━━━ DATA FOR THIS TASK ━━━

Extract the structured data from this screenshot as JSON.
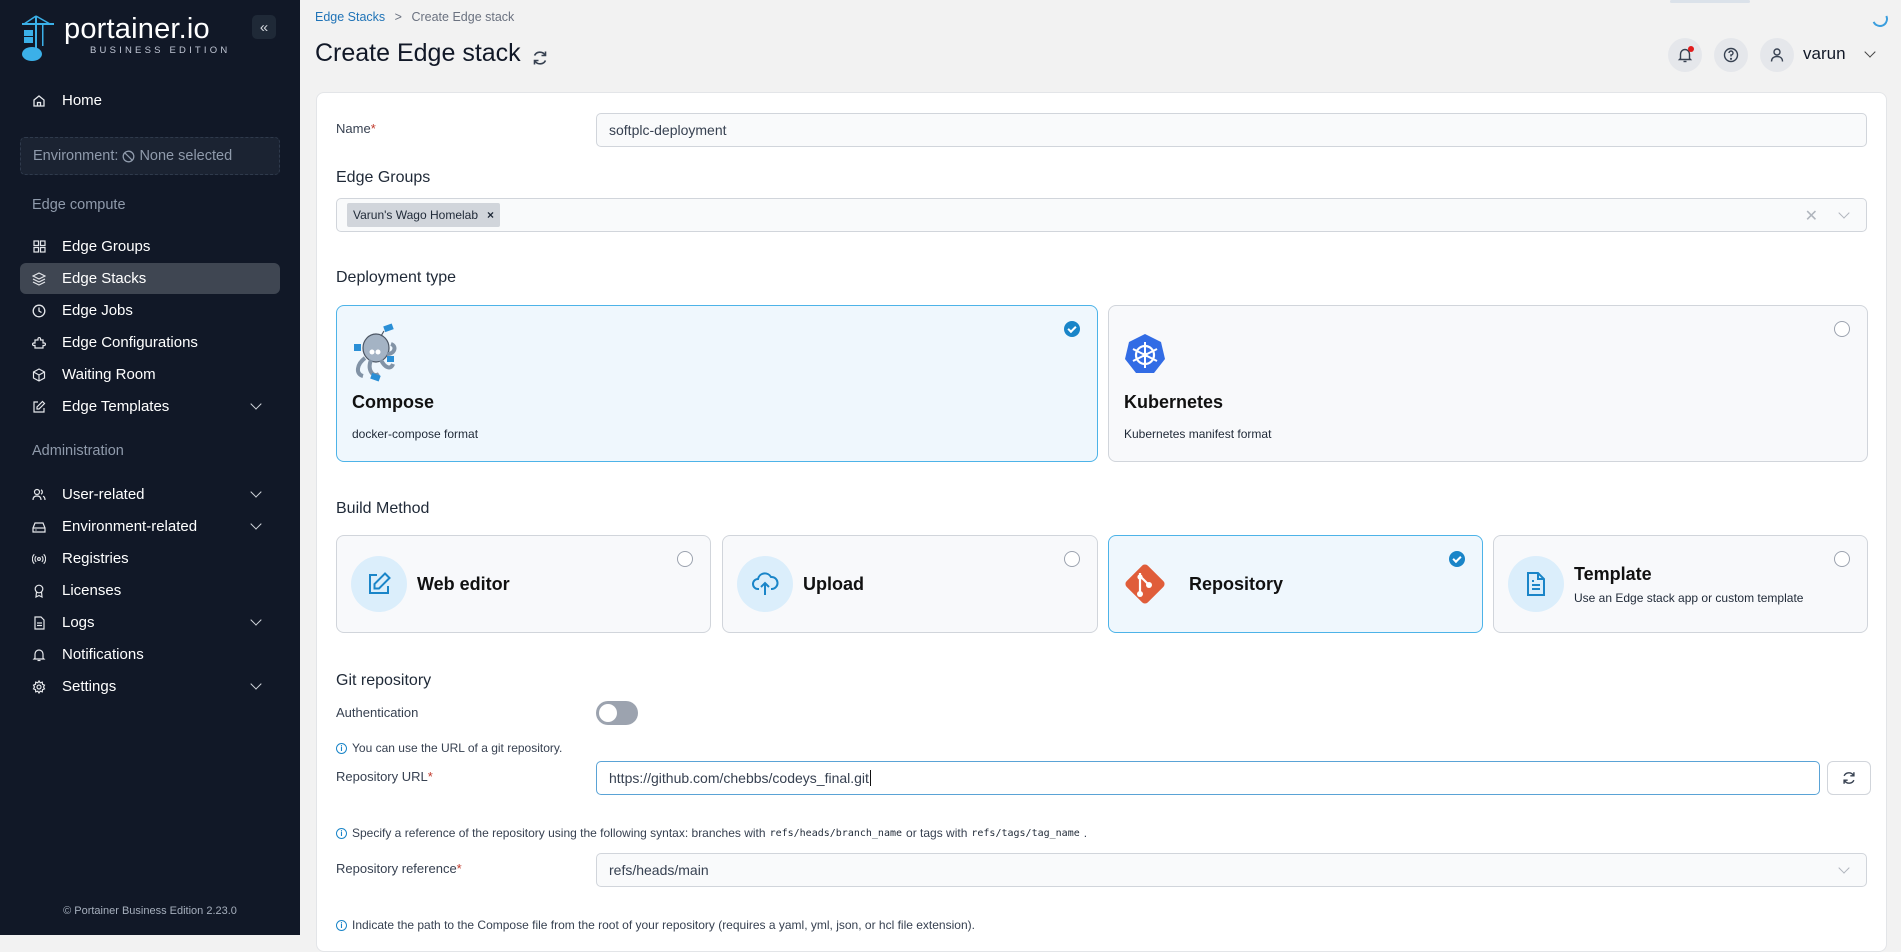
{
  "app": {
    "logo_name": "portainer.io",
    "logo_edition": "BUSINESS EDITION",
    "version_footer": "Portainer Business Edition 2.23.0"
  },
  "sidebar": {
    "home": "Home",
    "environment": {
      "label": "Environment:",
      "value": "None selected"
    },
    "sections": [
      {
        "title": "Edge compute",
        "items": [
          {
            "label": "Edge Groups",
            "icon": "grid-icon"
          },
          {
            "label": "Edge Stacks",
            "icon": "layers-icon",
            "active": true
          },
          {
            "label": "Edge Jobs",
            "icon": "clock-icon"
          },
          {
            "label": "Edge Configurations",
            "icon": "puzzle-icon"
          },
          {
            "label": "Waiting Room",
            "icon": "box-icon"
          },
          {
            "label": "Edge Templates",
            "icon": "edit-icon",
            "expandable": true
          }
        ]
      },
      {
        "title": "Administration",
        "items": [
          {
            "label": "User-related",
            "icon": "users-icon",
            "expandable": true
          },
          {
            "label": "Environment-related",
            "icon": "hard-drive-icon",
            "expandable": true
          },
          {
            "label": "Registries",
            "icon": "radio-icon"
          },
          {
            "label": "Licenses",
            "icon": "award-icon"
          },
          {
            "label": "Logs",
            "icon": "file-text-icon",
            "expandable": true
          },
          {
            "label": "Notifications",
            "icon": "bell-icon"
          },
          {
            "label": "Settings",
            "icon": "settings-icon",
            "expandable": true
          }
        ]
      }
    ]
  },
  "header": {
    "breadcrumb": {
      "parent": "Edge Stacks",
      "separator": ">",
      "current": "Create Edge stack"
    },
    "title": "Create Edge stack",
    "user": "varun"
  },
  "form": {
    "name": {
      "label": "Name",
      "required": "*",
      "value": "softplc-deployment"
    },
    "edge_groups": {
      "label": "Edge Groups",
      "selected": [
        "Varun's Wago Homelab"
      ]
    },
    "deployment_type": {
      "label": "Deployment type",
      "options": [
        {
          "title": "Compose",
          "desc": "docker-compose format",
          "selected": true
        },
        {
          "title": "Kubernetes",
          "desc": "Kubernetes manifest format",
          "selected": false
        }
      ]
    },
    "build_method": {
      "label": "Build Method",
      "options": [
        {
          "title": "Web editor",
          "desc": "",
          "selected": false
        },
        {
          "title": "Upload",
          "desc": "",
          "selected": false
        },
        {
          "title": "Repository",
          "desc": "",
          "selected": true
        },
        {
          "title": "Template",
          "desc": "Use an Edge stack app or custom template",
          "selected": false
        }
      ]
    },
    "git": {
      "section": "Git repository",
      "auth_label": "Authentication",
      "auth_enabled": false,
      "url_info": "You can use the URL of a git repository.",
      "url_label": "Repository URL",
      "url_value": "https://github.com/chebbs/codeys_final.git",
      "ref_info_pre": "Specify a reference of the repository using the following syntax: branches with",
      "ref_info_code1": "refs/heads/branch_name",
      "ref_info_mid": "or tags with",
      "ref_info_code2": "refs/tags/tag_name",
      "ref_info_post": ".",
      "ref_label": "Repository reference",
      "ref_value": "refs/heads/main",
      "path_info": "Indicate the path to the Compose file from the root of your repository (requires a yaml, yml, json, or hcl file extension)."
    }
  },
  "colors": {
    "sidebar_bg": "#111827",
    "accent": "#1a85c8",
    "selected_border": "#4db3e8",
    "git_orange": "#e05d3a",
    "k8s_blue": "#326ce5"
  }
}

━━━

- [TO DO]: Take the data above and repeat it exactly, leaving each picture out.

- [EXERCISE SOLUTION]:
Extract the structured data from this screenshot as JSON.
{
  "app": {
    "logo_name": "portainer.io",
    "logo_edition": "BUSINESS EDITION",
    "version_footer": "Portainer Business Edition 2.23.0"
  },
  "sidebar": {
    "home": "Home",
    "environment": {
      "label": "Environment:",
      "value": "None selected"
    },
    "sections": [
      {
        "title": "Edge compute",
        "items": [
          {
            "label": "Edge Groups",
            "icon": "grid-icon"
          },
          {
            "label": "Edge Stacks",
            "icon": "layers-icon",
            "active": true
          },
          {
            "label": "Edge Jobs",
            "icon": "clock-icon"
          },
          {
            "label": "Edge Configurations",
            "icon": "puzzle-icon"
          },
          {
            "label": "Waiting Room",
            "icon": "box-icon"
          },
          {
            "label": "Edge Templates",
            "icon": "edit-icon",
            "expandable": true
          }
        ]
      },
      {
        "title": "Administration",
        "items": [
          {
            "label": "User-related",
            "icon": "users-icon",
            "expandable": true
          },
          {
            "label": "Environment-related",
            "icon": "hard-drive-icon",
            "expandable": true
          },
          {
            "label": "Registries",
            "icon": "radio-icon"
          },
          {
            "label": "Licenses",
            "icon": "award-icon"
          },
          {
            "label": "Logs",
            "icon": "file-text-icon",
            "expandable": true
          },
          {
            "label": "Notifications",
            "icon": "bell-icon"
          },
          {
            "label": "Settings",
            "icon": "settings-icon",
            "expandable": true
          }
        ]
      }
    ]
  },
  "header": {
    "breadcrumb": {
      "parent": "Edge Stacks",
      "separator": ">",
      "current": "Create Edge stack"
    },
    "title": "Create Edge stack",
    "user": "varun"
  },
  "form": {
    "name": {
      "label": "Name",
      "required": "*",
      "value": "softplc-deployment"
    },
    "edge_groups": {
      "label": "Edge Groups",
      "selected": [
        "Varun's Wago Homelab"
      ]
    },
    "deployment_type": {
      "label": "Deployment type",
      "options": [
        {
          "title": "Compose",
          "desc": "docker-compose format",
          "selected": true
        },
        {
          "title": "Kubernetes",
          "desc": "Kubernetes manifest format",
          "selected": false
        }
      ]
    },
    "build_method": {
      "label": "Build Method",
      "options": [
        {
          "title": "Web editor",
          "desc": "",
          "selected": false
        },
        {
          "title": "Upload",
          "desc": "",
          "selected": false
        },
        {
          "title": "Repository",
          "desc": "",
          "selected": true
        },
        {
          "title": "Template",
          "desc": "Use an Edge stack app or custom template",
          "selected": false
        }
      ]
    },
    "git": {
      "section": "Git repository",
      "auth_label": "Authentication",
      "auth_enabled": false,
      "url_info": "You can use the URL of a git repository.",
      "url_label": "Repository URL",
      "url_value": "https://github.com/chebbs/codeys_final.git",
      "ref_info_pre": "Specify a reference of the repository using the following syntax: branches with",
      "ref_info_code1": "refs/heads/branch_name",
      "ref_info_mid": "or tags with",
      "ref_info_code2": "refs/tags/tag_name",
      "ref_info_post": ".",
      "ref_label": "Repository reference",
      "ref_value": "refs/heads/main",
      "path_info": "Indicate the path to the Compose file from the root of your repository (requires a yaml, yml, json, or hcl file extension)."
    }
  },
  "colors": {
    "sidebar_bg": "#111827",
    "accent": "#1a85c8",
    "selected_border": "#4db3e8",
    "git_orange": "#e05d3a",
    "k8s_blue": "#326ce5"
  }
}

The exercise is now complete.